WRITTEN INSTRUCTION >> Within the material below, find each line bearing the word "pallets" and present it.

DATA SHOWN >>

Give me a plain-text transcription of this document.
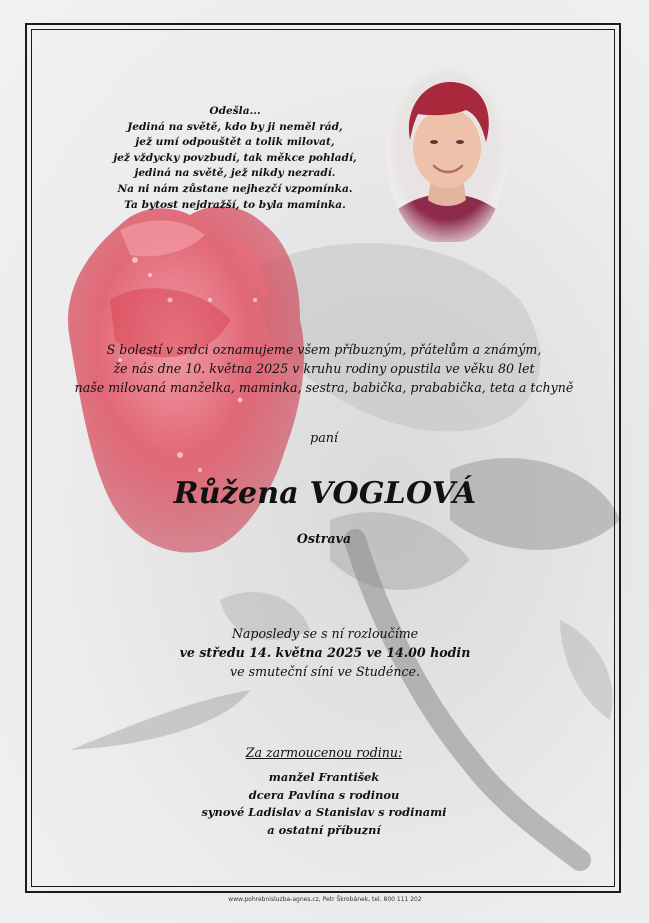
Odešla...
Jediná na světě, kdo by ji neměl rád,
jež umí odpouštět a tolik milovat,
jež vždycky povzbudí, tak měkce pohladí,
jediná na světě, jež nikdy nezradí.
Na ni nám zůstane nejhezčí vzpomínka.
Ta bytost nejdražší, to byla maminka.
S bolestí v srdci oznamujeme všem příbuzným, přátelům a známým,
že nás dne 10. května 2025 v kruhu rodiny opustila ve věku 80 let
naše milovaná manželka, maminka, sestra, babička, prababička, teta a tchyně
paní
Růžena VOGLOVÁ
Ostrava
Naposledy se s ní rozloučíme
ve středu 14. května 2025 ve 14.00 hodin
ve smuteční síni ve Studénce.
Za zarmoucenou rodinu:
manžel František
dcera Pavlína s rodinou
synové Ladislav a Stanislav s rodinami
a ostatní příbuzní
www.pohrebnisluzba-agnes.cz, Petr Škrobánek, tel. 800 111 202
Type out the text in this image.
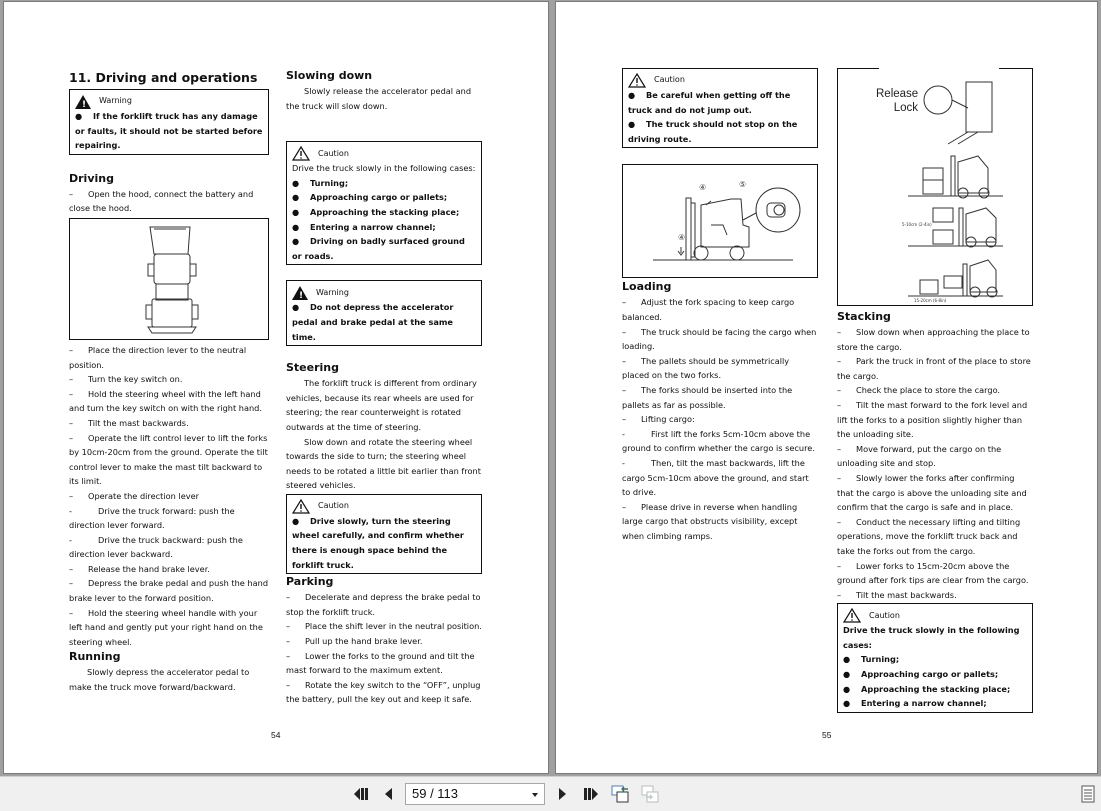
11. Driving and operations
! Warning

● If the forklift truck has any damage or faults, it should not be started before repairing.

Driving

– Open the hood, connect the battery and close the hood.

– Place the direction lever to the neutral position.

– Turn the key switch on.

– Hold the steering wheel with the left hand and turn the key switch on with the right hand.

– Tilt the mast backwards.

– Operate the lift control lever to lift the forks by 10cm-20cm from the ground. Operate the tilt control lever to make the mast tilt backward to its limit.

– Operate the direction lever

-	Drive the truck forward: push the direction lever forward.

-	Drive the truck backward: push the direction lever backward.

– Release the hand brake lever.

– Depress the brake pedal and push the hand brake lever to the forward position.

– Hold the steering wheel handle with your left hand and gently put your right hand on the steering wheel.

Running

Slowly depress the accelerator pedal to make the truck move forward/backward.

Slowing down

Slowly release the accelerator pedal and the truck will slow down.

Caution

Drive the truck slowly in the following cases:

● Turning;

● Approaching cargo or pallets;

● Approaching the stacking place;

● Entering a narrow channel;

● Driving on badly surfaced ground or roads.

! Warning

● Do not depress the accelerator pedal and brake pedal at the same time.

Steering

The forklift truck is different from ordinary vehicles, because its rear wheels are used for steering; the rear counterweight is rotated outwards at the time of steering.

Slow down and rotate the steering wheel towards the side to turn; the steering wheel needs to be rotated a little bit earlier than front steered vehicles.

Caution

● Drive slowly, turn the steering wheel carefully, and confirm whether there is enough space behind the forklift truck.

Parking

– Decelerate and depress the brake pedal to stop the forklift truck.

– Place the shift lever in the neutral position.

– Pull up the hand brake lever.

– Lower the forks to the ground and tilt the mast forward to the maximum extent.

– Rotate the key switch to the “OFF”, unplug the battery, pull the key out and keep it safe.

54
Caution

● Be careful when getting off the truck and do not jump out.

● The truck should not stop on the driving route.

④	⑤
④
Loading

– Adjust the fork spacing to keep cargo balanced.

– The truck should be facing the cargo when loading.

– The pallets should be symmetrically placed on the two forks.

– The forks should be inserted into the pallets as far as possible.

– Lifting cargo:

-	First lift the forks 5cm-10cm above the ground to confirm whether the cargo is secure.

-	Then, tilt the mast backwards, lift the cargo 5cm-10cm above the ground, and start to drive.

– Please drive in reverse when handling large cargo that obstructs visibility, except when climbing ramps.

Release
Lock
5-10cm (2-4in)
15-20cm (6-8in)
Stacking

– Slow down when approaching the place to store the cargo.

– Park the truck in front of the place to store the cargo.

– Check the place to store the cargo.

– Tilt the mast forward to the fork level and lift the forks to a position slightly higher than the unloading site.

– Move forward, put the cargo on the unloading site and stop.

– Slowly lower the forks after confirming that the cargo is above the unloading site and confirm that the cargo is safe and in place.

– Conduct the necessary lifting and tilting operations, move the forklift truck back and take the forks out from the cargo.

– Lower forks to 15cm-20cm above the ground after fork tips are clear from the cargo.

– Tilt the mast backwards.

Caution

Drive the truck slowly in the following cases:

● Turning;

● Approaching cargo or pallets;

● Approaching the stacking place;

● Entering a narrow channel;

55
59 / 113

EXERCISE RESULT >>
● Approaching cargo or pallets;
– The pallets should be symmetrically placed on the two forks.
– The forks should be inserted into the pallets as far as possible.
● Approaching cargo or pallets;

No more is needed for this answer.